Objective:
Format the lines as a numbered list, leaving out any blank lines, starting with the line that contains "womens-chart-title: Women's football" and continuing through the line that contains "womens-col-xl: XL <box>510 249 627 277</box>".

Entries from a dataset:
* Start *

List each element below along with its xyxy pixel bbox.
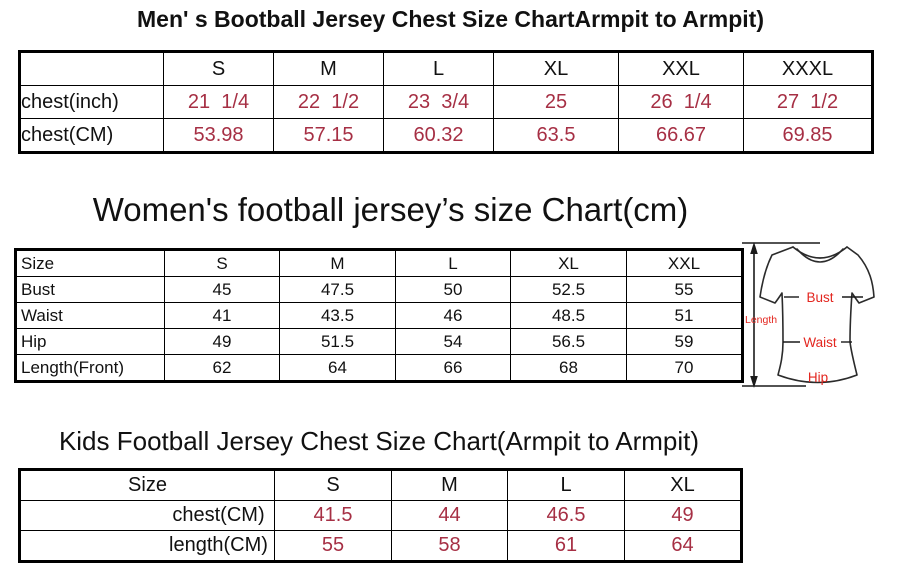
womens-chart-title: Women's football jersey’s size Chart(cm) <box>92 191 689 228</box>
cell-value: 56.5 <box>510 328 627 355</box>
womens-size-header: Size <box>15 249 165 277</box>
mens-col-xxl: XXL <box>618 51 744 86</box>
cell-value: 26 1/4 <box>618 85 744 119</box>
mens-col-xl: XL <box>493 51 619 86</box>
row-label: chest(CM) <box>19 118 164 153</box>
cell-value: 61 <box>507 530 625 562</box>
kids-header-row: Size S M L XL <box>19 469 742 501</box>
cell-value: 21 1/4 <box>163 85 274 119</box>
row-label: Length(Front) <box>15 354 165 382</box>
womens-row-waist: Waist 41 43.5 46 48.5 51 <box>15 302 743 329</box>
cell-value: 49 <box>624 500 742 531</box>
mens-chart-title: Men' s Bootball Jersey Chest Size ChartA… <box>137 6 764 32</box>
mens-size-table: S M L XL XXL XXXL chest(inch) 21 1/4 22 … <box>18 50 874 154</box>
cell-value: 47.5 <box>279 276 396 303</box>
row-label: Waist <box>15 302 165 329</box>
cell-value: 43.5 <box>279 302 396 329</box>
kids-chart-title: Kids Football Jersey Chest Size Chart(Ar… <box>58 426 700 456</box>
row-label: chest(inch) <box>19 85 164 119</box>
row-label: Bust <box>15 276 165 303</box>
mens-header-row: S M L XL XXL XXXL <box>19 51 873 86</box>
cell-value: 51 <box>626 302 743 329</box>
kids-row-length-cm: length(CM) 55 58 61 64 <box>19 530 742 562</box>
mens-col-s: S <box>163 51 274 86</box>
hip-label: Hip <box>808 370 828 385</box>
womens-size-table: Size S M L XL XXL Bust 45 47.5 50 52.5 5… <box>14 248 744 383</box>
length-arrow <box>750 242 758 388</box>
womens-col-m: M <box>279 249 396 277</box>
row-label: length(CM) <box>19 530 275 562</box>
tshirt-measurement-diagram: Length Bust Waist Hip <box>742 242 875 388</box>
row-label: chest(CM) <box>19 500 275 531</box>
cell-value: 54 <box>395 328 511 355</box>
cell-value: 48.5 <box>510 302 627 329</box>
cell-value: 57.15 <box>273 118 384 153</box>
cell-value: 50 <box>395 276 511 303</box>
cell-value: 64 <box>624 530 742 562</box>
cell-value: 44 <box>391 500 508 531</box>
cell-value: 66.67 <box>618 118 744 153</box>
womens-col-xl: XL <box>510 249 627 277</box>
cell-value: 68 <box>510 354 627 382</box>
collar-inner-arc <box>796 248 844 263</box>
kids-col-s: S <box>274 469 392 501</box>
cell-value: 49 <box>164 328 280 355</box>
womens-col-s: S <box>164 249 280 277</box>
cell-value: 46 <box>395 302 511 329</box>
cell-value: 70 <box>626 354 743 382</box>
womens-header-row: Size S M L XL XXL <box>15 249 743 277</box>
cell-value: 46.5 <box>507 500 625 531</box>
measurement-lines <box>783 296 863 343</box>
kids-col-m: M <box>391 469 508 501</box>
mens-row-chest-cm: chest(CM) 53.98 57.15 60.32 63.5 66.67 6… <box>19 118 873 153</box>
cell-value: 60.32 <box>383 118 494 153</box>
womens-col-xxl: XXL <box>626 249 743 277</box>
cell-value: 64 <box>279 354 396 382</box>
cell-value: 22 1/2 <box>273 85 384 119</box>
kids-col-l: L <box>507 469 625 501</box>
cell-value: 27 1/2 <box>743 85 873 119</box>
length-label: Length <box>745 314 777 326</box>
cell-value: 41.5 <box>274 500 392 531</box>
womens-row-bust: Bust 45 47.5 50 52.5 55 <box>15 276 743 303</box>
mens-col-m: M <box>273 51 384 86</box>
cell-value: 41 <box>164 302 280 329</box>
womens-row-hip: Hip 49 51.5 54 56.5 59 <box>15 328 743 355</box>
cell-value: 45 <box>164 276 280 303</box>
kids-size-table: Size S M L XL chest(CM) 41.5 44 46.5 49 … <box>18 468 743 563</box>
cell-value: 58 <box>391 530 508 562</box>
cell-value: 69.85 <box>743 118 873 153</box>
mens-col-l: L <box>383 51 494 86</box>
cell-value: 59 <box>626 328 743 355</box>
kids-size-header: Size <box>19 469 275 501</box>
cell-value: 53.98 <box>163 118 274 153</box>
mens-corner-cell <box>19 51 164 86</box>
row-label: Hip <box>15 328 165 355</box>
waist-label: Waist <box>803 335 836 350</box>
mens-col-xxxl: XXXL <box>743 51 873 86</box>
womens-col-l: L <box>395 249 511 277</box>
kids-row-chest-cm: chest(CM) 41.5 44 46.5 49 <box>19 500 742 531</box>
cell-value: 63.5 <box>493 118 619 153</box>
womens-row-length-front: Length(Front) 62 64 66 68 70 <box>15 354 743 382</box>
cell-value: 25 <box>493 85 619 119</box>
cell-value: 51.5 <box>279 328 396 355</box>
cell-value: 55 <box>274 530 392 562</box>
tshirt-outline <box>759 246 875 384</box>
mens-row-chest-inch: chest(inch) 21 1/4 22 1/2 23 3/4 25 26 1… <box>19 85 873 119</box>
cell-value: 62 <box>164 354 280 382</box>
bust-label: Bust <box>806 290 833 305</box>
cell-value: 66 <box>395 354 511 382</box>
cell-value: 52.5 <box>510 276 627 303</box>
kids-col-xl: XL <box>624 469 742 501</box>
cell-value: 55 <box>626 276 743 303</box>
cell-value: 23 3/4 <box>383 85 494 119</box>
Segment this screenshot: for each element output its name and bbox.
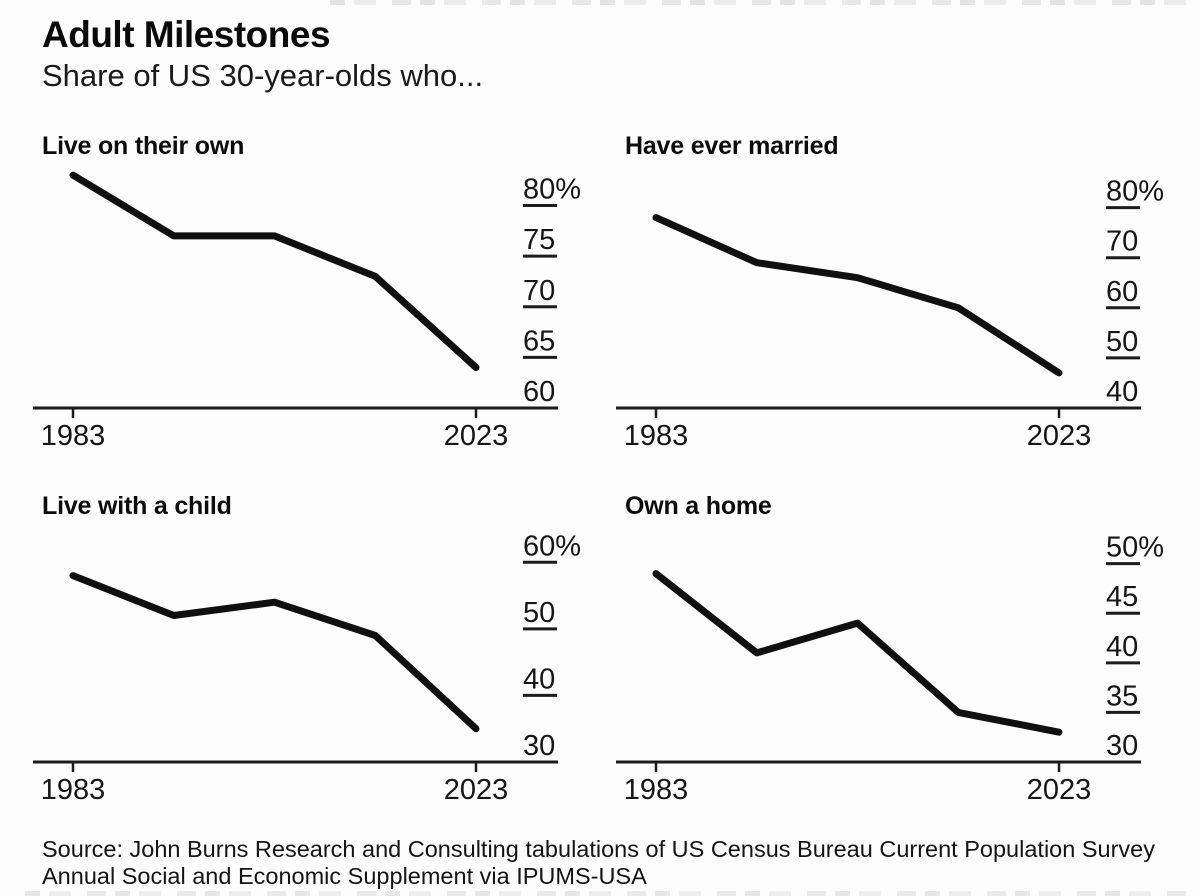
data-line <box>69 171 480 371</box>
panel-live-with-a-child: Live with a child 60% 50 40 30 1983 2023 <box>33 484 599 814</box>
x-tick-label: 2023 <box>444 774 509 806</box>
panel-own-a-home: Own a home 50% 45 40 35 30 1983 2023 <box>616 484 1182 814</box>
y-tick-label: 70 <box>1106 226 1138 258</box>
source-note: Source: John Burns Research and Consulti… <box>42 836 1155 889</box>
cropped-text-artifact-bottom <box>25 891 1187 896</box>
line-chart-have-ever-married: 80% 70 60 50 40 1983 2023 <box>616 176 1164 452</box>
panel-title: Live with a child <box>42 492 232 520</box>
y-tick-label: 80% <box>1106 176 1164 208</box>
y-tick-label: 75 <box>523 224 555 256</box>
cropped-text-artifact-top <box>330 0 1192 5</box>
x-tick-label: 1983 <box>624 774 689 806</box>
y-tick-label: 30 <box>1106 730 1138 762</box>
line-chart-live-on-their-own: 80% 75 70 65 60 1983 2023 <box>33 171 581 452</box>
panel-title: Own a home <box>625 492 772 520</box>
x-tick-label: 1983 <box>41 420 106 452</box>
data-line <box>652 570 1063 736</box>
y-tick-label: 80% <box>523 174 581 206</box>
panel-have-ever-married: Have ever married 80% 70 60 50 40 1983 2023 <box>616 130 1182 460</box>
panel-title: Have ever married <box>625 132 839 160</box>
y-tick-label: 50 <box>523 597 555 629</box>
panel-title: Live on their own <box>42 132 245 160</box>
x-tick-label: 2023 <box>444 420 509 452</box>
data-line <box>69 572 480 733</box>
x-tick-label: 1983 <box>41 774 106 806</box>
source-line-2: Annual Social and Economic Supplement vi… <box>42 862 647 889</box>
y-tick-label: 60% <box>523 530 581 562</box>
y-tick-label: 30 <box>523 730 555 762</box>
y-tick-label: 40 <box>1106 631 1138 663</box>
x-tick-label: 2023 <box>1027 774 1092 806</box>
y-tick-label: 60 <box>523 376 555 408</box>
line-chart-live-with-a-child: 60% 50 40 30 1983 2023 <box>33 530 581 806</box>
y-tick-label: 65 <box>523 325 555 357</box>
y-tick-label: 50 <box>1106 326 1138 358</box>
x-tick-label: 2023 <box>1027 420 1092 452</box>
x-tick-label: 1983 <box>624 420 689 452</box>
page-subtitle: Share of US 30-year-olds who... <box>42 58 484 93</box>
y-tick-label: 50% <box>1106 532 1164 564</box>
y-tick-label: 35 <box>1106 680 1138 712</box>
y-tick-label: 40 <box>523 663 555 695</box>
source-line-1: Source: John Burns Research and Consulti… <box>42 836 1155 862</box>
y-tick-label: 40 <box>1106 376 1138 408</box>
y-tick-label: 70 <box>523 275 555 307</box>
page-title: Adult Milestones <box>42 14 331 55</box>
data-line <box>652 214 1063 377</box>
panel-live-on-their-own: Live on their own 80% 75 70 65 60 1983 2023 <box>33 130 599 460</box>
y-tick-label: 45 <box>1106 581 1138 613</box>
y-tick-label: 60 <box>1106 276 1138 308</box>
line-chart-own-a-home: 50% 45 40 35 30 1983 2023 <box>616 532 1164 806</box>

* End *

Completed exercise:
1. womens-chart-title: Women's football jersey’s size Chart(cm) <box>92 191 689 228</box>
2. cell-value: 56.5 <box>510 328 627 355</box>
3. womens-size-header: Size <box>15 249 165 277</box>
4. mens-col-xxl: XXL <box>618 51 744 86</box>
5. cell-value: 26 1/4 <box>618 85 744 119</box>
6. mens-col-xl: XL <box>493 51 619 86</box>
7. row-label: chest(CM) <box>19 118 164 153</box>
8. cell-value: 61 <box>507 530 625 562</box>
9. kids-header-row: Size S M L XL <box>19 469 742 501</box>
10. cell-value: 21 1/4 <box>163 85 274 119</box>
11. row-label: Length(Front) <box>15 354 165 382</box>
12. womens-row-waist: Waist 41 43.5 46 48.5 51 <box>15 302 743 329</box>
13. cell-value: 49 <box>624 500 742 531</box>
14. mens-chart-title: Men' s Bootball Jersey Chest Size ChartA… <box>137 6 764 32</box>
15. mens-size-table: S M L XL XXL XXXL chest(inch) 21 1/4 22 … <box>18 50 874 154</box>
16. cell-value: 47.5 <box>279 276 396 303</box>
17. row-label: Waist <box>15 302 165 329</box>
18. cell-value: 43.5 <box>279 302 396 329</box>
19. kids-chart-title: Kids Football Jersey Chest Size Chart(Ar… <box>58 426 700 456</box>
20. row-label: chest(inch) <box>19 85 164 119</box>
21. row-label: Bust <box>15 276 165 303</box>
22. mens-header-row: S M L XL XXL XXXL <box>19 51 873 86</box>
23. cell-value: 51 <box>626 302 743 329</box>
24. kids-row-length-cm: length(CM) 55 58 61 64 <box>19 530 742 562</box>
25. mens-col-s: S <box>163 51 274 86</box>
26. hip-label: Hip <box>808 370 828 385</box>
27. womens-size-table: Size S M L XL XXL Bust 45 47.5 50 52.5 5… <box>14 248 744 383</box>
28. length-arrow <box>750 242 758 388</box>
29. womens-col-m: M <box>279 249 396 277</box>
30. row-label: length(CM) <box>19 530 275 562</box>
31. tshirt-measurement-diagram: Length Bust Waist Hip <box>742 242 875 388</box>
32. row-label: chest(CM) <box>19 500 275 531</box>
33. cell-value: 54 <box>395 328 511 355</box>
34. cell-value: 48.5 <box>510 302 627 329</box>
35. cell-value: 57.15 <box>273 118 384 153</box>
36. cell-value: 50 <box>395 276 511 303</box>
37. cell-value: 64 <box>624 530 742 562</box>
38. cell-value: 44 <box>391 500 508 531</box>
39. cell-value: 66.67 <box>618 118 744 153</box>
40. womens-col-xl: XL <box>510 249 627 277</box>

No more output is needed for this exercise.